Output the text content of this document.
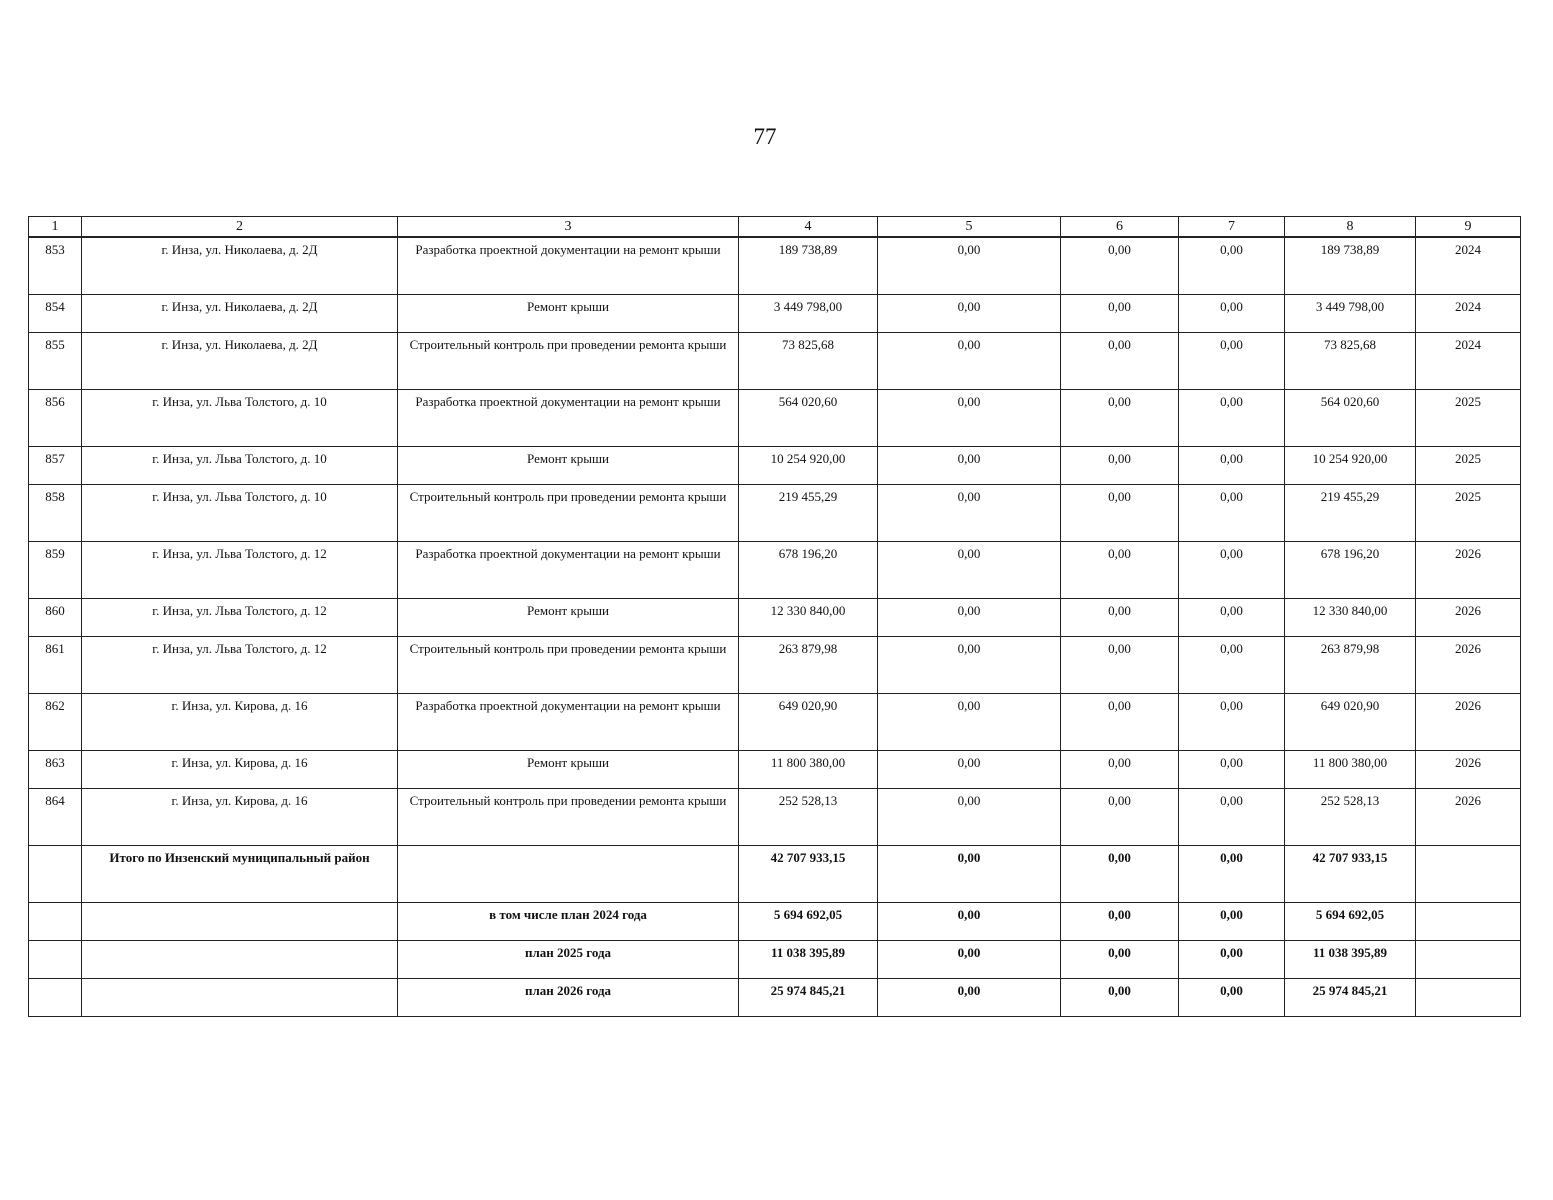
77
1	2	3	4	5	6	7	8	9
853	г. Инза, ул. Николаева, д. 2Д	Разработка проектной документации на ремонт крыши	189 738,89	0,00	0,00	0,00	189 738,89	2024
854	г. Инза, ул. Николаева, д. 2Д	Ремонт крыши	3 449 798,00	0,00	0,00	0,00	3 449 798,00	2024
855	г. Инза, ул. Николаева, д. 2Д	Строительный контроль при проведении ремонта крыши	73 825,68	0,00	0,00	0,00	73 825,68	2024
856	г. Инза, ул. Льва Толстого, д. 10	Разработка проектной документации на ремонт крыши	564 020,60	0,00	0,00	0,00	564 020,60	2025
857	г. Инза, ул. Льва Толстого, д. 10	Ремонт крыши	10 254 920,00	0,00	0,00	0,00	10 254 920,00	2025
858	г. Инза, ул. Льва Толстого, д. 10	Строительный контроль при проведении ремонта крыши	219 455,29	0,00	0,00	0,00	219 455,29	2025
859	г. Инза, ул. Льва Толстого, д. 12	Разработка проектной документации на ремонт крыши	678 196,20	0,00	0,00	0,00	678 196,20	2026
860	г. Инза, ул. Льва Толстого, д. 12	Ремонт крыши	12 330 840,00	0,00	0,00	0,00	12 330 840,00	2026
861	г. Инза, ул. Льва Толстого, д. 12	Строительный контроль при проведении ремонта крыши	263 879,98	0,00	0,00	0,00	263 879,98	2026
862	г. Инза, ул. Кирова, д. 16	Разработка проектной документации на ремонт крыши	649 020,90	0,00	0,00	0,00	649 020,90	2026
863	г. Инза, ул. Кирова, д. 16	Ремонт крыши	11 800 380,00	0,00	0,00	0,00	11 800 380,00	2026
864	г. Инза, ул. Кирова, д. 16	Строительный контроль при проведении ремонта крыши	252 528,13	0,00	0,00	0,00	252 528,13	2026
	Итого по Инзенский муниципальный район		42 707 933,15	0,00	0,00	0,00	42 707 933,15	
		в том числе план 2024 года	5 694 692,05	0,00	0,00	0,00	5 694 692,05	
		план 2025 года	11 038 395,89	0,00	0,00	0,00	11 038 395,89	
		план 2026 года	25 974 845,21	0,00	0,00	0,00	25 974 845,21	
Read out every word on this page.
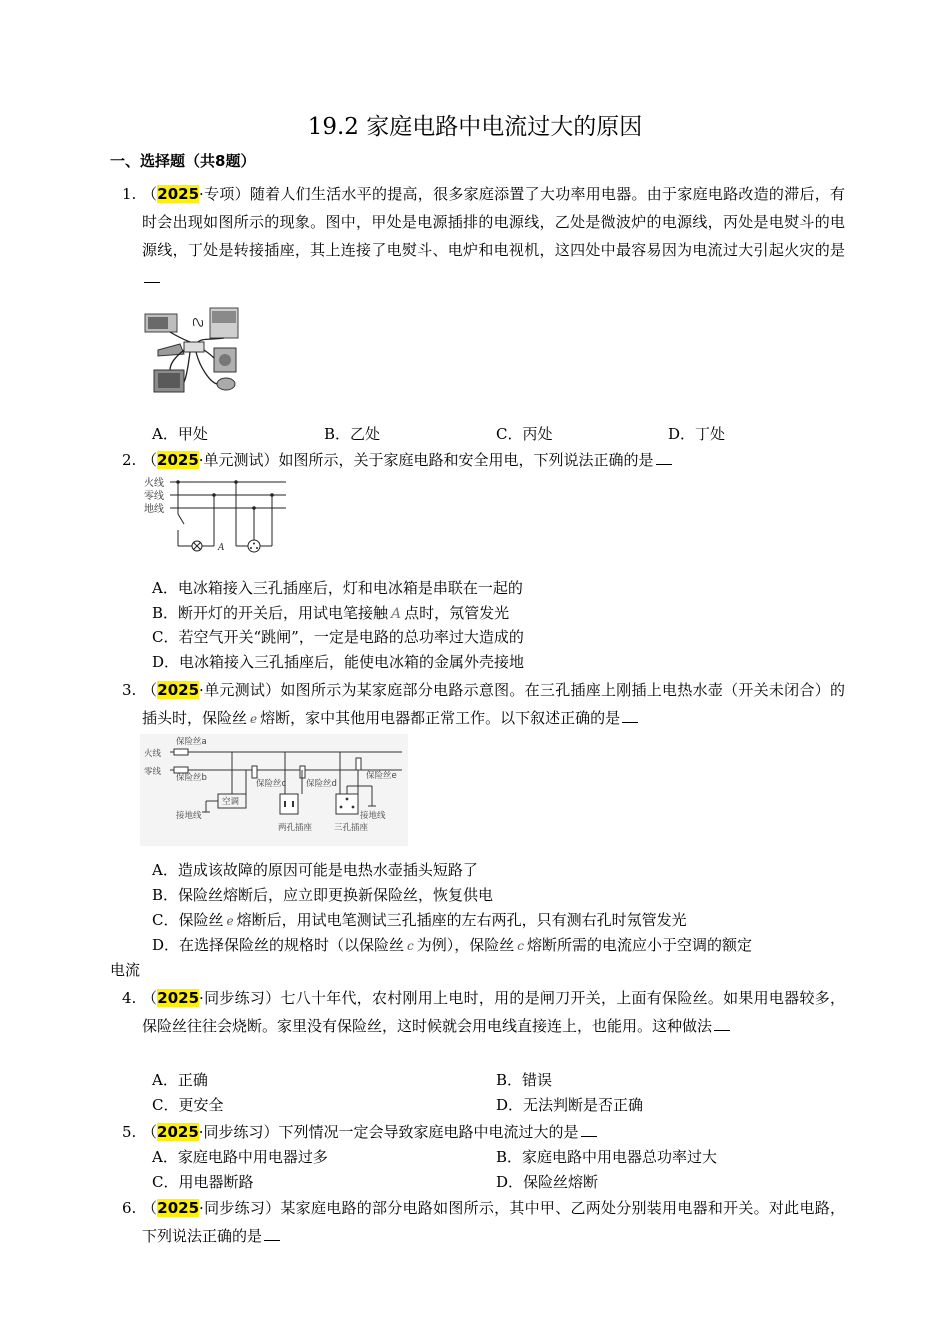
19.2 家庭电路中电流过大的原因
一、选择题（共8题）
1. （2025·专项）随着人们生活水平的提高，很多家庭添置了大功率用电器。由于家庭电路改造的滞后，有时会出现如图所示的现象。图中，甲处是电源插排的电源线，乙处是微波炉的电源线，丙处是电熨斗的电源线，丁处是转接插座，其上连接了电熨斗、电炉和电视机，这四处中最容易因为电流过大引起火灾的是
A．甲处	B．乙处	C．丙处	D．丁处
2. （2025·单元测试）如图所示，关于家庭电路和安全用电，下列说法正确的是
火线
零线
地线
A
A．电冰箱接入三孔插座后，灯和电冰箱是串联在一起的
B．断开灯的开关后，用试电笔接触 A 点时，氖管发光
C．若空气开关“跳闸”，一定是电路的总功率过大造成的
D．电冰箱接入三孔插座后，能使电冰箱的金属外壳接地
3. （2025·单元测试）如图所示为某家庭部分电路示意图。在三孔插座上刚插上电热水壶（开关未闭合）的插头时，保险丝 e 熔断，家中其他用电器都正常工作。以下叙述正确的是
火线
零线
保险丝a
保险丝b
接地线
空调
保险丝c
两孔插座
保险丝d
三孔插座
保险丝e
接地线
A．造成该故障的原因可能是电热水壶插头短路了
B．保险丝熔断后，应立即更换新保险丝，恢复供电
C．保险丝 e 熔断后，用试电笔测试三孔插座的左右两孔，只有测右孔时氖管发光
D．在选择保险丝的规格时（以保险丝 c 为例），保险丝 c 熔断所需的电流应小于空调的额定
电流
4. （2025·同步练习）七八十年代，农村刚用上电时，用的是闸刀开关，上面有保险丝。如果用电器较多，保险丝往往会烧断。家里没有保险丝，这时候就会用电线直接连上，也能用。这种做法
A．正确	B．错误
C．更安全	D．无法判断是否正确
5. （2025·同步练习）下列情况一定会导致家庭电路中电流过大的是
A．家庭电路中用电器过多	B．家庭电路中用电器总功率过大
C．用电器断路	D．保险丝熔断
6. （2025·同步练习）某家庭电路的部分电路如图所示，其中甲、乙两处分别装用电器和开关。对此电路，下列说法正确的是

··········

TASK BRIEF: Take only the line containing "Read out every word on this page." and every line after it to the end of the entries, and copy them exactly, pictures excluded.

FINISHED TASK:
Read out every word on this page.
19.2 家庭电路中电流过大的原因
一、选择题（共8题）
1. （2025·专项）随着人们生活水平的提高，很多家庭添置了大功率用电器。由于家庭电路改造的滞后，有时会出现如图所示的现象。图中，甲处是电源插排的电源线，乙处是微波炉的电源线，丙处是电熨斗的电源线，丁处是转接插座，其上连接了电熨斗、电炉和电视机，这四处中最容易因为电流过大引起火灾的是
A．甲处	B．乙处	C．丙处	D．丁处
2. （2025·单元测试）如图所示，关于家庭电路和安全用电，下列说法正确的是
火线
零线
地线
A
A．电冰箱接入三孔插座后，灯和电冰箱是串联在一起的
B．断开灯的开关后，用试电笔接触 A 点时，氖管发光
C．若空气开关“跳闸”，一定是电路的总功率过大造成的
D．电冰箱接入三孔插座后，能使电冰箱的金属外壳接地
3. （2025·单元测试）如图所示为某家庭部分电路示意图。在三孔插座上刚插上电热水壶（开关未闭合）的插头时，保险丝 e 熔断，家中其他用电器都正常工作。以下叙述正确的是
火线
零线
保险丝a
保险丝b
接地线
空调
保险丝c
两孔插座
保险丝d
三孔插座
保险丝e
接地线
A．造成该故障的原因可能是电热水壶插头短路了
B．保险丝熔断后，应立即更换新保险丝，恢复供电
C．保险丝 e 熔断后，用试电笔测试三孔插座的左右两孔，只有测右孔时氖管发光
D．在选择保险丝的规格时（以保险丝 c 为例），保险丝 c 熔断所需的电流应小于空调的额定
电流
4. （2025·同步练习）七八十年代，农村刚用上电时，用的是闸刀开关，上面有保险丝。如果用电器较多，保险丝往往会烧断。家里没有保险丝，这时候就会用电线直接连上，也能用。这种做法
A．正确	B．错误
C．更安全	D．无法判断是否正确
5. （2025·同步练习）下列情况一定会导致家庭电路中电流过大的是
A．家庭电路中用电器过多	B．家庭电路中用电器总功率过大
C．用电器断路	D．保险丝熔断
6. （2025·同步练习）某家庭电路的部分电路如图所示，其中甲、乙两处分别装用电器和开关。对此电路，下列说法正确的是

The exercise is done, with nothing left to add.